** Begin **
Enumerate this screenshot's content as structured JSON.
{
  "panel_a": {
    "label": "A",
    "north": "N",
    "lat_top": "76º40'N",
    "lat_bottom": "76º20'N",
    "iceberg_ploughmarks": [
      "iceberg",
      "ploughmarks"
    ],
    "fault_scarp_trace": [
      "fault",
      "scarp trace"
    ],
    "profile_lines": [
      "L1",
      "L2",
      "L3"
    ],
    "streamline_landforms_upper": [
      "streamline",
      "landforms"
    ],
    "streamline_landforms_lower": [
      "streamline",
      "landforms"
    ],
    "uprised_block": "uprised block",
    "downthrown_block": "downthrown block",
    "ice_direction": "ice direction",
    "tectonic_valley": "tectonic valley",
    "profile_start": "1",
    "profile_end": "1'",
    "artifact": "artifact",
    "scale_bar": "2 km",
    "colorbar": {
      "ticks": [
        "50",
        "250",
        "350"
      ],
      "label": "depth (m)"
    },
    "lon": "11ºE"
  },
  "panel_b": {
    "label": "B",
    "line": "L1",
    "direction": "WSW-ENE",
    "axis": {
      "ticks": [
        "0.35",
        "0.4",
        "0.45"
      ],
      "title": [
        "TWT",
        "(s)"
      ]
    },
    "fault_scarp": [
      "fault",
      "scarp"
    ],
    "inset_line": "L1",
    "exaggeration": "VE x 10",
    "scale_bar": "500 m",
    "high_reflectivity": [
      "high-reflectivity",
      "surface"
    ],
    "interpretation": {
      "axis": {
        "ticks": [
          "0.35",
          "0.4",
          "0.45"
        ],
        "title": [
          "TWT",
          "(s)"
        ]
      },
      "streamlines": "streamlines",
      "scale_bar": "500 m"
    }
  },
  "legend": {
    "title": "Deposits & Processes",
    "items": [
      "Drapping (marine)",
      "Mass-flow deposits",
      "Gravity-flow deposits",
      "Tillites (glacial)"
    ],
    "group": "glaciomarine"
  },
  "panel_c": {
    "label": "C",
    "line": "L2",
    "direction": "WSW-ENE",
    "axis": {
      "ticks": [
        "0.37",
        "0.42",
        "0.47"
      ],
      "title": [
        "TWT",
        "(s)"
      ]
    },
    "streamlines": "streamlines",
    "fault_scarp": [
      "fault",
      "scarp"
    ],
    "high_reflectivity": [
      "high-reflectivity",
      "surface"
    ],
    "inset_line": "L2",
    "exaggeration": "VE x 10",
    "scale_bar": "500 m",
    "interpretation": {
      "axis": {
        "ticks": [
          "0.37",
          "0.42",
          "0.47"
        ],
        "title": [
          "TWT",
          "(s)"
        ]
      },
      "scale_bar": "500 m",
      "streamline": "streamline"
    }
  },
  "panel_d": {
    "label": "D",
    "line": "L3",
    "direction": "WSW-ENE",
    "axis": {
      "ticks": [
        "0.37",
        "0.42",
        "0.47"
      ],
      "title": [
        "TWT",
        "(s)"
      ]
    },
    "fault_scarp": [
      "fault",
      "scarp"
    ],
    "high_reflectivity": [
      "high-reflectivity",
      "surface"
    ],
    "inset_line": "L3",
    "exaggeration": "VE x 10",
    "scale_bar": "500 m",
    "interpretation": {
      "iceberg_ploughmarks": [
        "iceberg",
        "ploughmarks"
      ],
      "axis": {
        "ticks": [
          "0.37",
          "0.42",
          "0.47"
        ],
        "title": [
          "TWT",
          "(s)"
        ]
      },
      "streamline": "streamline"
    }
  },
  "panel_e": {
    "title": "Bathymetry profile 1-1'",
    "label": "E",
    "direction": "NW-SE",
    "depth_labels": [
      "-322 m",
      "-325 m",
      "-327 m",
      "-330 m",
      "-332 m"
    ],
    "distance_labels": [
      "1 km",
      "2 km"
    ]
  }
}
** End **
> _Directions for this task_
Transcribe the entire listing above precisely.

> _Result of this exercise_
Enumerate this screenshot's content as structured JSON.
{
  "panel_a": {
    "label": "A",
    "north": "N",
    "lat_top": "76º40'N",
    "lat_bottom": "76º20'N",
    "iceberg_ploughmarks": [
      "iceberg",
      "ploughmarks"
    ],
    "fault_scarp_trace": [
      "fault",
      "scarp trace"
    ],
    "profile_lines": [
      "L1",
      "L2",
      "L3"
    ],
    "streamline_landforms_upper": [
      "streamline",
      "landforms"
    ],
    "streamline_landforms_lower": [
      "streamline",
      "landforms"
    ],
    "uprised_block": "uprised block",
    "downthrown_block": "downthrown block",
    "ice_direction": "ice direction",
    "tectonic_valley": "tectonic valley",
    "profile_start": "1",
    "profile_end": "1'",
    "artifact": "artifact",
    "scale_bar": "2 km",
    "colorbar": {
      "ticks": [
        "50",
        "250",
        "350"
      ],
      "label": "depth (m)"
    },
    "lon": "11ºE"
  },
  "panel_b": {
    "label": "B",
    "line": "L1",
    "direction": "WSW-ENE",
    "axis": {
      "ticks": [
        "0.35",
        "0.4",
        "0.45"
      ],
      "title": [
        "TWT",
        "(s)"
      ]
    },
    "fault_scarp": [
      "fault",
      "scarp"
    ],
    "inset_line": "L1",
    "exaggeration": "VE x 10",
    "scale_bar": "500 m",
    "high_reflectivity": [
      "high-reflectivity",
      "surface"
    ],
    "interpretation": {
      "axis": {
        "ticks": [
          "0.35",
          "0.4",
          "0.45"
        ],
        "title": [
          "TWT",
          "(s)"
        ]
      },
      "streamlines": "streamlines",
      "scale_bar": "500 m"
    }
  },
  "legend": {
    "title": "Deposits & Processes",
    "items": [
      "Drapping (marine)",
      "Mass-flow deposits",
      "Gravity-flow deposits",
      "Tillites (glacial)"
    ],
    "group": "glaciomarine"
  },
  "panel_c": {
    "label": "C",
    "line": "L2",
    "direction": "WSW-ENE",
    "axis": {
      "ticks": [
        "0.37",
        "0.42",
        "0.47"
      ],
      "title": [
        "TWT",
        "(s)"
      ]
    },
    "streamlines": "streamlines",
    "fault_scarp": [
      "fault",
      "scarp"
    ],
    "high_reflectivity": [
      "high-reflectivity",
      "surface"
    ],
    "inset_line": "L2",
    "exaggeration": "VE x 10",
    "scale_bar": "500 m",
    "interpretation": {
      "axis": {
        "ticks": [
          "0.37",
          "0.42",
          "0.47"
        ],
        "title": [
          "TWT",
          "(s)"
        ]
      },
      "scale_bar": "500 m",
      "streamline": "streamline"
    }
  },
  "panel_d": {
    "label": "D",
    "line": "L3",
    "direction": "WSW-ENE",
    "axis": {
      "ticks": [
        "0.37",
        "0.42",
        "0.47"
      ],
      "title": [
        "TWT",
        "(s)"
      ]
    },
    "fault_scarp": [
      "fault",
      "scarp"
    ],
    "high_reflectivity": [
      "high-reflectivity",
      "surface"
    ],
    "inset_line": "L3",
    "exaggeration": "VE x 10",
    "scale_bar": "500 m",
    "interpretation": {
      "iceberg_ploughmarks": [
        "iceberg",
        "ploughmarks"
      ],
      "axis": {
        "ticks": [
          "0.37",
          "0.42",
          "0.47"
        ],
        "title": [
          "TWT",
          "(s)"
        ]
      },
      "streamline": "streamline"
    }
  },
  "panel_e": {
    "title": "Bathymetry profile 1-1'",
    "label": "E",
    "direction": "NW-SE",
    "depth_labels": [
      "-322 m",
      "-325 m",
      "-327 m",
      "-330 m",
      "-332 m"
    ],
    "distance_labels": [
      "1 km",
      "2 km"
    ]
  }
}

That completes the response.